[Stored entries]
"""

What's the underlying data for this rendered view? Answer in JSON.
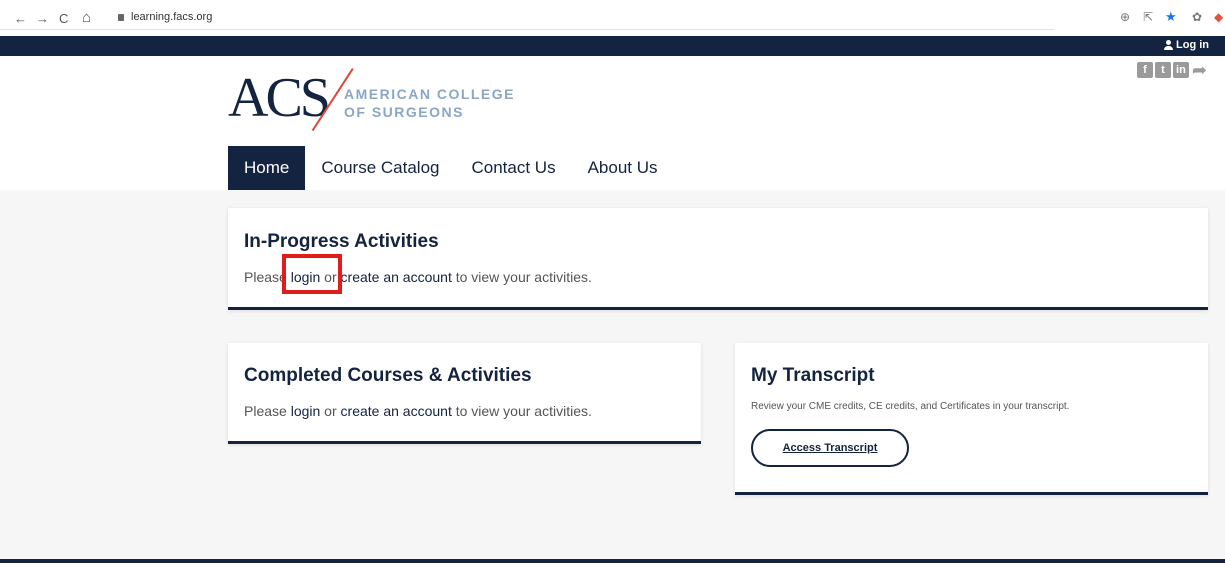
{
  "browser": {
    "back": "←",
    "forward": "→",
    "reload": "C",
    "home": "⌂",
    "url": "learning.facs.org"
  },
  "topbar": {
    "login_label": "Log in"
  },
  "social": {
    "facebook": "f",
    "twitter": "t",
    "linkedin": "in",
    "share": "➦"
  },
  "logo": {
    "acs": "ACS",
    "line1": "AMERICAN COLLEGE",
    "line2": "OF SURGEONS"
  },
  "nav": {
    "items": [
      {
        "label": "Home"
      },
      {
        "label": "Course Catalog"
      },
      {
        "label": "Contact Us"
      },
      {
        "label": "About Us"
      }
    ]
  },
  "in_progress": {
    "title": "In-Progress Activities",
    "text_prefix": "Please ",
    "login": "login",
    "text_mid": " or ",
    "create": "create an account",
    "text_suffix": " to view your activities."
  },
  "completed": {
    "title": "Completed Courses & Activities",
    "text_prefix": "Please ",
    "login": "login",
    "text_mid": " or ",
    "create": "create an account",
    "text_suffix": " to view your activities."
  },
  "transcript": {
    "title": "My Transcript",
    "description": "Review your CME credits, CE credits, and Certificates in your transcript.",
    "button_label": "Access Transcript"
  },
  "colors": {
    "navy": "#14233f",
    "highlight": "#e21b1b",
    "logo_accent": "#d8493a",
    "logo_text": "#8aa6c4"
  }
}
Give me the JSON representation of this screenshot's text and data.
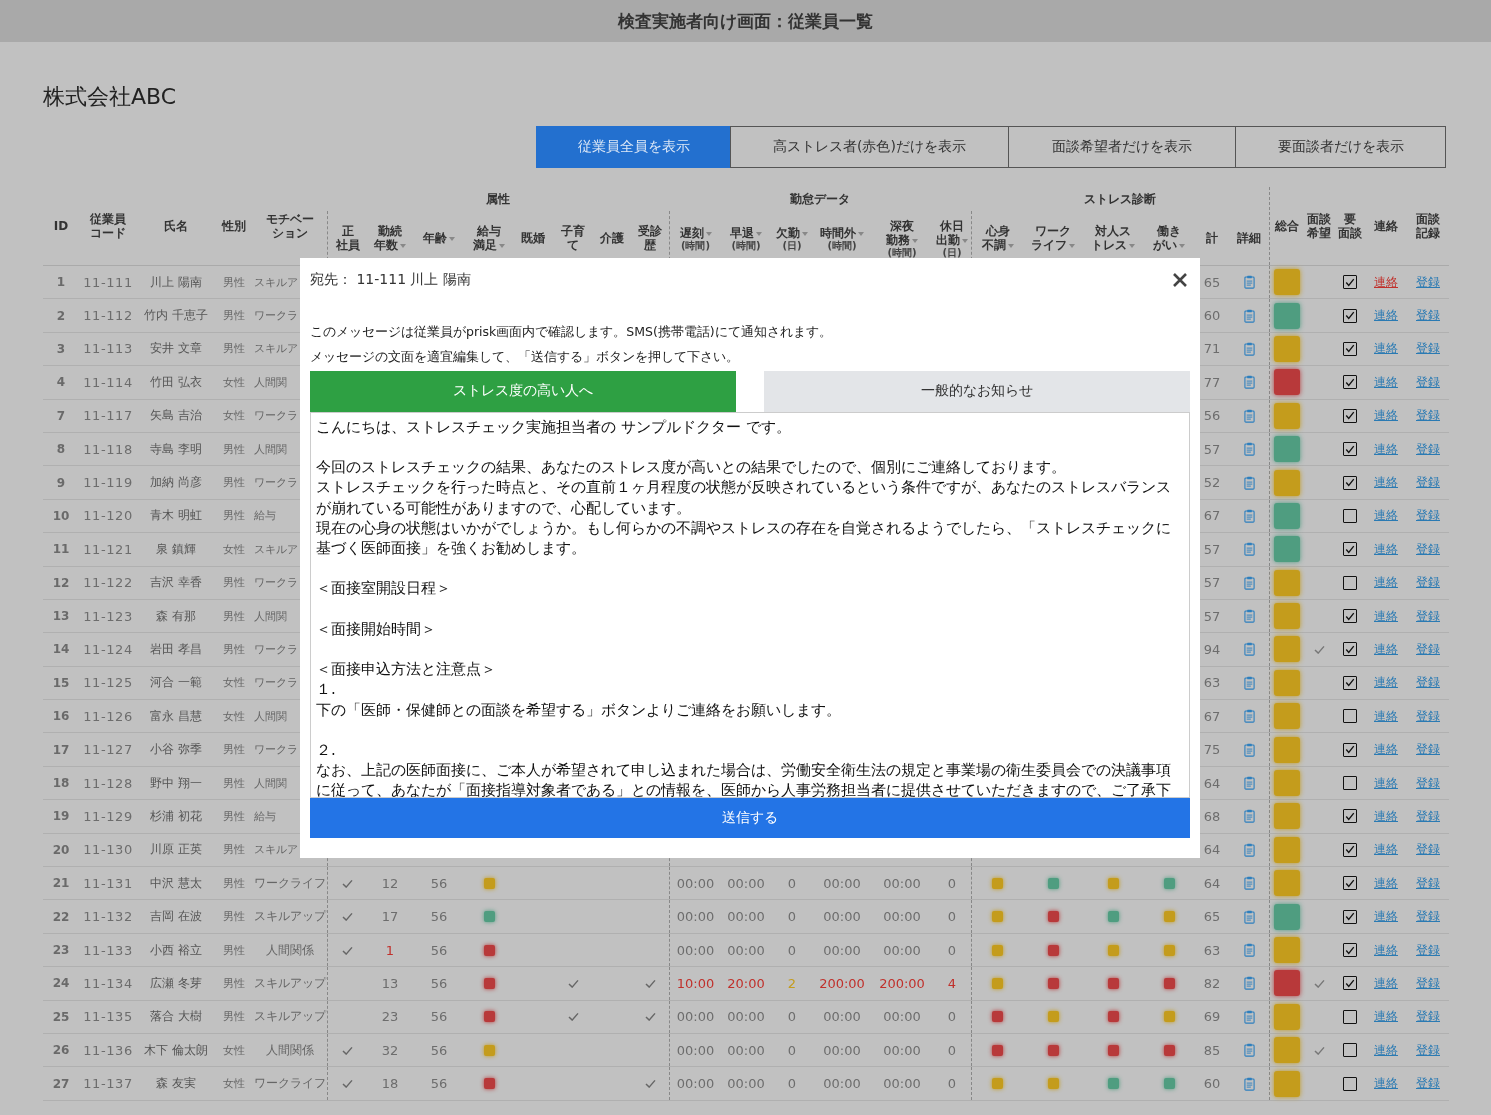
{
  "window": {
    "title": "検査実施者向け画面：従業員一覧"
  },
  "company": "株式会社ABC",
  "filters": [
    {
      "label": "従業員全員を表示",
      "selected": true
    },
    {
      "label": "高ストレス者(赤色)だけを表示",
      "selected": false
    },
    {
      "label": "面談希望者だけを表示",
      "selected": false
    },
    {
      "label": "要面談者だけを表示",
      "selected": false
    }
  ],
  "table": {
    "groups": [
      "属性",
      "勤怠データ",
      "ストレス診断"
    ],
    "columns": [
      {
        "lines": [
          "ID"
        ],
        "sortable": false
      },
      {
        "lines": [
          "従業員",
          "コード"
        ],
        "sortable": false
      },
      {
        "lines": [
          "氏名"
        ],
        "sortable": false
      },
      {
        "lines": [
          "性別"
        ],
        "sortable": false
      },
      {
        "lines": [
          "モチベー",
          "ション"
        ],
        "sortable": false
      },
      {
        "lines": [
          "正",
          "社員"
        ],
        "sortable": false
      },
      {
        "lines": [
          "勤続",
          "年数"
        ],
        "sortable": true
      },
      {
        "lines": [
          "年齢"
        ],
        "sortable": true
      },
      {
        "lines": [
          "給与",
          "満足"
        ],
        "sortable": true
      },
      {
        "lines": [
          "既婚"
        ],
        "sortable": false
      },
      {
        "lines": [
          "子育",
          "て"
        ],
        "sortable": false
      },
      {
        "lines": [
          "介護"
        ],
        "sortable": false
      },
      {
        "lines": [
          "受診",
          "歴"
        ],
        "sortable": false
      },
      {
        "lines": [
          "遅刻"
        ],
        "sortable": true,
        "unit": "(時間)"
      },
      {
        "lines": [
          "早退"
        ],
        "sortable": true,
        "unit": "(時間)"
      },
      {
        "lines": [
          "欠勤"
        ],
        "sortable": true,
        "unit": "(日)"
      },
      {
        "lines": [
          "時間外"
        ],
        "sortable": true,
        "unit": "(時間)"
      },
      {
        "lines": [
          "深夜",
          "勤務"
        ],
        "sortable": true,
        "unit": "(時間)"
      },
      {
        "lines": [
          "休日",
          "出勤"
        ],
        "sortable": true,
        "unit": "(日)"
      },
      {
        "lines": [
          "心身",
          "不調"
        ],
        "sortable": true
      },
      {
        "lines": [
          "ワーク",
          "ライフ"
        ],
        "sortable": true
      },
      {
        "lines": [
          "対人ス",
          "トレス"
        ],
        "sortable": true
      },
      {
        "lines": [
          "働き",
          "がい"
        ],
        "sortable": true
      },
      {
        "lines": [
          "計"
        ],
        "sortable": false
      },
      {
        "lines": [
          "詳細"
        ],
        "sortable": false
      },
      {
        "lines": [
          "総合"
        ],
        "sortable": false
      },
      {
        "lines": [
          "面談",
          "希望"
        ],
        "sortable": false
      },
      {
        "lines": [
          "要",
          "面談"
        ],
        "sortable": false
      },
      {
        "lines": [
          "連絡"
        ],
        "sortable": false
      },
      {
        "lines": [
          "面談",
          "記録"
        ],
        "sortable": false
      }
    ],
    "rows": [
      {
        "id": "1",
        "code": "11-111",
        "name": "川上 陽南",
        "gender": "男性",
        "motivation": "スキルア",
        "total": "65",
        "overall": {
          "color": "#c49c1c"
        },
        "interview_wish": false,
        "interview_needed": true,
        "contact": {
          "label": "連絡",
          "selected": true
        },
        "record": "登録"
      },
      {
        "id": "2",
        "code": "11-112",
        "name": "竹内 千恵子",
        "gender": "男性",
        "motivation": "ワークラ",
        "total": "60",
        "overall": {
          "color": "#4f9d80"
        },
        "interview_wish": false,
        "interview_needed": true,
        "contact": {
          "label": "連絡",
          "selected": false
        },
        "record": "登録"
      },
      {
        "id": "3",
        "code": "11-113",
        "name": "安井 文章",
        "gender": "男性",
        "motivation": "スキルア",
        "total": "71",
        "overall": {
          "color": "#c49c1c"
        },
        "interview_wish": false,
        "interview_needed": true,
        "contact": {
          "label": "連絡",
          "selected": false
        },
        "record": "登録"
      },
      {
        "id": "4",
        "code": "11-114",
        "name": "竹田 弘衣",
        "gender": "女性",
        "motivation": "人間関",
        "total": "77",
        "overall": {
          "color": "#b8393a"
        },
        "interview_wish": false,
        "interview_needed": true,
        "contact": {
          "label": "連絡",
          "selected": false
        },
        "record": "登録"
      },
      {
        "id": "7",
        "code": "11-117",
        "name": "矢島 吉治",
        "gender": "女性",
        "motivation": "ワークラ",
        "total": "56",
        "overall": {
          "color": "#c49c1c"
        },
        "interview_wish": false,
        "interview_needed": true,
        "contact": {
          "label": "連絡",
          "selected": false
        },
        "record": "登録"
      },
      {
        "id": "8",
        "code": "11-118",
        "name": "寺島 李明",
        "gender": "男性",
        "motivation": "人間関",
        "total": "57",
        "overall": {
          "color": "#4f9d80"
        },
        "interview_wish": false,
        "interview_needed": true,
        "contact": {
          "label": "連絡",
          "selected": false
        },
        "record": "登録"
      },
      {
        "id": "9",
        "code": "11-119",
        "name": "加納 尚彦",
        "gender": "男性",
        "motivation": "ワークラ",
        "total": "52",
        "overall": {
          "color": "#c49c1c"
        },
        "interview_wish": false,
        "interview_needed": true,
        "contact": {
          "label": "連絡",
          "selected": false
        },
        "record": "登録"
      },
      {
        "id": "10",
        "code": "11-120",
        "name": "青木 明虹",
        "gender": "男性",
        "motivation": "給与",
        "total": "67",
        "overall": {
          "color": "#4f9d80"
        },
        "interview_wish": false,
        "interview_needed": false,
        "contact": {
          "label": "連絡",
          "selected": false
        },
        "record": "登録"
      },
      {
        "id": "11",
        "code": "11-121",
        "name": "泉 鎮輝",
        "gender": "女性",
        "motivation": "スキルア",
        "total": "57",
        "overall": {
          "color": "#4f9d80"
        },
        "interview_wish": false,
        "interview_needed": true,
        "contact": {
          "label": "連絡",
          "selected": false
        },
        "record": "登録"
      },
      {
        "id": "12",
        "code": "11-122",
        "name": "吉沢 幸香",
        "gender": "男性",
        "motivation": "ワークラ",
        "total": "57",
        "overall": {
          "color": "#c49c1c"
        },
        "interview_wish": false,
        "interview_needed": false,
        "contact": {
          "label": "連絡",
          "selected": false
        },
        "record": "登録"
      },
      {
        "id": "13",
        "code": "11-123",
        "name": "森 有那",
        "gender": "男性",
        "motivation": "人間関",
        "total": "57",
        "overall": {
          "color": "#c49c1c"
        },
        "interview_wish": false,
        "interview_needed": true,
        "contact": {
          "label": "連絡",
          "selected": false
        },
        "record": "登録"
      },
      {
        "id": "14",
        "code": "11-124",
        "name": "岩田 孝昌",
        "gender": "男性",
        "motivation": "ワークラ",
        "total": "94",
        "overall": {
          "color": "#c49c1c"
        },
        "interview_wish": true,
        "interview_needed": true,
        "contact": {
          "label": "連絡",
          "selected": false
        },
        "record": "登録"
      },
      {
        "id": "15",
        "code": "11-125",
        "name": "河合 一範",
        "gender": "女性",
        "motivation": "ワークラ",
        "total": "63",
        "overall": {
          "color": "#c49c1c"
        },
        "interview_wish": false,
        "interview_needed": true,
        "contact": {
          "label": "連絡",
          "selected": false
        },
        "record": "登録"
      },
      {
        "id": "16",
        "code": "11-126",
        "name": "富永 昌慧",
        "gender": "女性",
        "motivation": "人間関",
        "total": "67",
        "overall": {
          "color": "#c49c1c"
        },
        "interview_wish": false,
        "interview_needed": false,
        "contact": {
          "label": "連絡",
          "selected": false
        },
        "record": "登録"
      },
      {
        "id": "17",
        "code": "11-127",
        "name": "小谷 弥季",
        "gender": "男性",
        "motivation": "ワークラ",
        "total": "75",
        "overall": {
          "color": "#c49c1c"
        },
        "interview_wish": false,
        "interview_needed": true,
        "contact": {
          "label": "連絡",
          "selected": false
        },
        "record": "登録"
      },
      {
        "id": "18",
        "code": "11-128",
        "name": "野中 翔一",
        "gender": "男性",
        "motivation": "人間関",
        "total": "64",
        "overall": {
          "color": "#c49c1c"
        },
        "interview_wish": false,
        "interview_needed": false,
        "contact": {
          "label": "連絡",
          "selected": false
        },
        "record": "登録"
      },
      {
        "id": "19",
        "code": "11-129",
        "name": "杉浦 初花",
        "gender": "男性",
        "motivation": "給与",
        "total": "68",
        "overall": {
          "color": "#c49c1c"
        },
        "interview_wish": false,
        "interview_needed": true,
        "contact": {
          "label": "連絡",
          "selected": false
        },
        "record": "登録"
      },
      {
        "id": "20",
        "code": "11-130",
        "name": "川原 正英",
        "gender": "男性",
        "motivation": "スキルア",
        "total": "64",
        "overall": {
          "color": "#c49c1c"
        },
        "interview_wish": false,
        "interview_needed": true,
        "contact": {
          "label": "連絡",
          "selected": false
        },
        "record": "登録"
      },
      {
        "id": "21",
        "code": "11-131",
        "name": "中沢 慧太",
        "gender": "男性",
        "motivation": "ワークライフ",
        "attributes": {
          "full_time": true,
          "tenure": {
            "text": "12",
            "color": "#6d6d6d"
          },
          "age": "56",
          "salary": {
            "color": "#c49c1c"
          },
          "married": false,
          "childcare": false,
          "care": false,
          "checkup": false
        },
        "attendance": [
          {
            "text": "00:00",
            "color": "#6d6d6d"
          },
          {
            "text": "00:00",
            "color": "#6d6d6d"
          },
          {
            "text": "0",
            "color": "#6d6d6d"
          },
          {
            "text": "00:00",
            "color": "#6d6d6d"
          },
          {
            "text": "00:00",
            "color": "#6d6d6d"
          },
          {
            "text": "0",
            "color": "#6d6d6d"
          }
        ],
        "stress": [
          {
            "color": "#c49c1c"
          },
          {
            "color": "#4f9d80"
          },
          {
            "color": "#c49c1c"
          },
          {
            "color": "#4f9d80"
          }
        ],
        "total": "64",
        "overall": {
          "color": "#c49c1c"
        },
        "interview_wish": false,
        "interview_needed": true,
        "contact": {
          "label": "連絡",
          "selected": false
        },
        "record": "登録"
      },
      {
        "id": "22",
        "code": "11-132",
        "name": "吉岡 在波",
        "gender": "男性",
        "motivation": "スキルアップ",
        "attributes": {
          "full_time": true,
          "tenure": {
            "text": "17",
            "color": "#6d6d6d"
          },
          "age": "56",
          "salary": {
            "color": "#4f9d80"
          },
          "married": false,
          "childcare": false,
          "care": false,
          "checkup": false
        },
        "attendance": [
          {
            "text": "00:00",
            "color": "#6d6d6d"
          },
          {
            "text": "00:00",
            "color": "#6d6d6d"
          },
          {
            "text": "0",
            "color": "#6d6d6d"
          },
          {
            "text": "00:00",
            "color": "#6d6d6d"
          },
          {
            "text": "00:00",
            "color": "#6d6d6d"
          },
          {
            "text": "0",
            "color": "#6d6d6d"
          }
        ],
        "stress": [
          {
            "color": "#c49c1c"
          },
          {
            "color": "#b8393a"
          },
          {
            "color": "#4f9d80"
          },
          {
            "color": "#c49c1c"
          }
        ],
        "total": "65",
        "overall": {
          "color": "#4f9d80"
        },
        "interview_wish": false,
        "interview_needed": true,
        "contact": {
          "label": "連絡",
          "selected": false
        },
        "record": "登録"
      },
      {
        "id": "23",
        "code": "11-133",
        "name": "小西 裕立",
        "gender": "男性",
        "motivation": "人間関係",
        "attributes": {
          "full_time": true,
          "tenure": {
            "text": "1",
            "color": "#c0302b"
          },
          "age": "56",
          "salary": {
            "color": "#b8393a"
          },
          "married": false,
          "childcare": false,
          "care": false,
          "checkup": false
        },
        "attendance": [
          {
            "text": "00:00",
            "color": "#6d6d6d"
          },
          {
            "text": "00:00",
            "color": "#6d6d6d"
          },
          {
            "text": "0",
            "color": "#6d6d6d"
          },
          {
            "text": "00:00",
            "color": "#6d6d6d"
          },
          {
            "text": "00:00",
            "color": "#6d6d6d"
          },
          {
            "text": "0",
            "color": "#6d6d6d"
          }
        ],
        "stress": [
          {
            "color": "#c49c1c"
          },
          {
            "color": "#b8393a"
          },
          {
            "color": "#c49c1c"
          },
          {
            "color": "#c49c1c"
          }
        ],
        "total": "63",
        "overall": {
          "color": "#c49c1c"
        },
        "interview_wish": false,
        "interview_needed": true,
        "contact": {
          "label": "連絡",
          "selected": false
        },
        "record": "登録"
      },
      {
        "id": "24",
        "code": "11-134",
        "name": "広瀬 冬芽",
        "gender": "男性",
        "motivation": "スキルアップ",
        "attributes": {
          "full_time": false,
          "tenure": {
            "text": "13",
            "color": "#6d6d6d"
          },
          "age": "56",
          "salary": {
            "color": "#b8393a"
          },
          "married": false,
          "childcare": true,
          "care": false,
          "checkup": true
        },
        "attendance": [
          {
            "text": "10:00",
            "color": "#c0302b"
          },
          {
            "text": "20:00",
            "color": "#c0302b"
          },
          {
            "text": "2",
            "color": "#c49c1c"
          },
          {
            "text": "200:00",
            "color": "#c0302b"
          },
          {
            "text": "200:00",
            "color": "#c0302b"
          },
          {
            "text": "4",
            "color": "#c0302b"
          }
        ],
        "stress": [
          {
            "color": "#c49c1c"
          },
          {
            "color": "#b8393a"
          },
          {
            "color": "#b8393a"
          },
          {
            "color": "#b8393a"
          }
        ],
        "total": "82",
        "overall": {
          "color": "#b8393a"
        },
        "interview_wish": true,
        "interview_needed": true,
        "contact": {
          "label": "連絡",
          "selected": false
        },
        "record": "登録"
      },
      {
        "id": "25",
        "code": "11-135",
        "name": "落合 大樹",
        "gender": "男性",
        "motivation": "スキルアップ",
        "attributes": {
          "full_time": false,
          "tenure": {
            "text": "23",
            "color": "#6d6d6d"
          },
          "age": "56",
          "salary": {
            "color": "#b8393a"
          },
          "married": false,
          "childcare": true,
          "care": false,
          "checkup": true
        },
        "attendance": [
          {
            "text": "00:00",
            "color": "#6d6d6d"
          },
          {
            "text": "00:00",
            "color": "#6d6d6d"
          },
          {
            "text": "0",
            "color": "#6d6d6d"
          },
          {
            "text": "00:00",
            "color": "#6d6d6d"
          },
          {
            "text": "00:00",
            "color": "#6d6d6d"
          },
          {
            "text": "0",
            "color": "#6d6d6d"
          }
        ],
        "stress": [
          {
            "color": "#b8393a"
          },
          {
            "color": "#c49c1c"
          },
          {
            "color": "#b8393a"
          },
          {
            "color": "#c49c1c"
          }
        ],
        "total": "69",
        "overall": {
          "color": "#c49c1c"
        },
        "interview_wish": false,
        "interview_needed": false,
        "contact": {
          "label": "連絡",
          "selected": false
        },
        "record": "登録"
      },
      {
        "id": "26",
        "code": "11-136",
        "name": "木下 倫太朗",
        "gender": "女性",
        "motivation": "人間関係",
        "attributes": {
          "full_time": true,
          "tenure": {
            "text": "32",
            "color": "#6d6d6d"
          },
          "age": "56",
          "salary": {
            "color": "#c49c1c"
          },
          "married": false,
          "childcare": false,
          "care": false,
          "checkup": false
        },
        "attendance": [
          {
            "text": "00:00",
            "color": "#6d6d6d"
          },
          {
            "text": "00:00",
            "color": "#6d6d6d"
          },
          {
            "text": "0",
            "color": "#6d6d6d"
          },
          {
            "text": "00:00",
            "color": "#6d6d6d"
          },
          {
            "text": "00:00",
            "color": "#6d6d6d"
          },
          {
            "text": "0",
            "color": "#6d6d6d"
          }
        ],
        "stress": [
          {
            "color": "#b8393a"
          },
          {
            "color": "#b8393a"
          },
          {
            "color": "#b8393a"
          },
          {
            "color": "#b8393a"
          }
        ],
        "total": "85",
        "overall": {
          "color": "#c49c1c"
        },
        "interview_wish": true,
        "interview_needed": false,
        "contact": {
          "label": "連絡",
          "selected": false
        },
        "record": "登録"
      },
      {
        "id": "27",
        "code": "11-137",
        "name": "森 友実",
        "gender": "女性",
        "motivation": "ワークライフ",
        "attributes": {
          "full_time": true,
          "tenure": {
            "text": "18",
            "color": "#6d6d6d"
          },
          "age": "56",
          "salary": {
            "color": "#b8393a"
          },
          "married": false,
          "childcare": false,
          "care": false,
          "checkup": true
        },
        "attendance": [
          {
            "text": "00:00",
            "color": "#6d6d6d"
          },
          {
            "text": "00:00",
            "color": "#6d6d6d"
          },
          {
            "text": "0",
            "color": "#6d6d6d"
          },
          {
            "text": "00:00",
            "color": "#6d6d6d"
          },
          {
            "text": "00:00",
            "color": "#6d6d6d"
          },
          {
            "text": "0",
            "color": "#6d6d6d"
          }
        ],
        "stress": [
          {
            "color": "#c49c1c"
          },
          {
            "color": "#c49c1c"
          },
          {
            "color": "#4f9d80"
          },
          {
            "color": "#4f9d80"
          }
        ],
        "total": "60",
        "overall": {
          "color": "#c49c1c"
        },
        "interview_wish": false,
        "interview_needed": false,
        "contact": {
          "label": "連絡",
          "selected": false
        },
        "record": "登録"
      }
    ]
  },
  "dialog": {
    "recipient": "宛先： 11-111 川上 陽南",
    "notes": [
      "このメッセージは従業員がprisk画面内で確認します。SMS(携帯電話)にて通知されます。",
      "メッセージの文面を適宜編集して、「送信する」ボタンを押して下さい。"
    ],
    "tabs": [
      {
        "label": "ストレス度の高い人へ",
        "selected": true
      },
      {
        "label": "一般的なお知らせ",
        "selected": false
      }
    ],
    "message": [
      [
        "こんにちは、ストレスチェック実施担当者の サンプルドクター です。"
      ],
      [
        "今回のストレスチェックの結果、あなたのストレス度が高いとの結果でしたので、個別にご連絡しております。",
        "ストレスチェックを行った時点と、その直前１ヶ月程度の状態が反映されているという条件ですが、あなたのストレスバランスが崩れている可能性がありますので、心配しています。",
        "現在の心身の状態はいかがでしょうか。もし何らかの不調やストレスの存在を自覚されるようでしたら、「ストレスチェックに基づく医師面接」を強くお勧めします。"
      ],
      [
        "＜面接室開設日程＞"
      ],
      [
        "＜面接開始時間＞"
      ],
      [
        "＜面接申込方法と注意点＞",
        "１.",
        "下の「医師・保健師との面談を希望する」ボタンよりご連絡をお願いします。"
      ],
      [
        "２.",
        "なお、上記の医師面接に、ご本人が希望されて申し込まれた場合は、労働安全衛生法の規定と事業場の衛生委員会での決議事項に従って、あなたが「面接指導対象者である」との情報を、医師から人事労務担当者に提供させていただきますので、ご了承下"
      ]
    ],
    "send": "送信する"
  }
}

"""

## THE REQUEST:
Every line in the data that holds "送信する" should be copied out.

## RIGHT ANSWER:
      "メッセージの文面を適宜編集して、「送信する」ボタンを押して下さい。"
    "send": "送信する"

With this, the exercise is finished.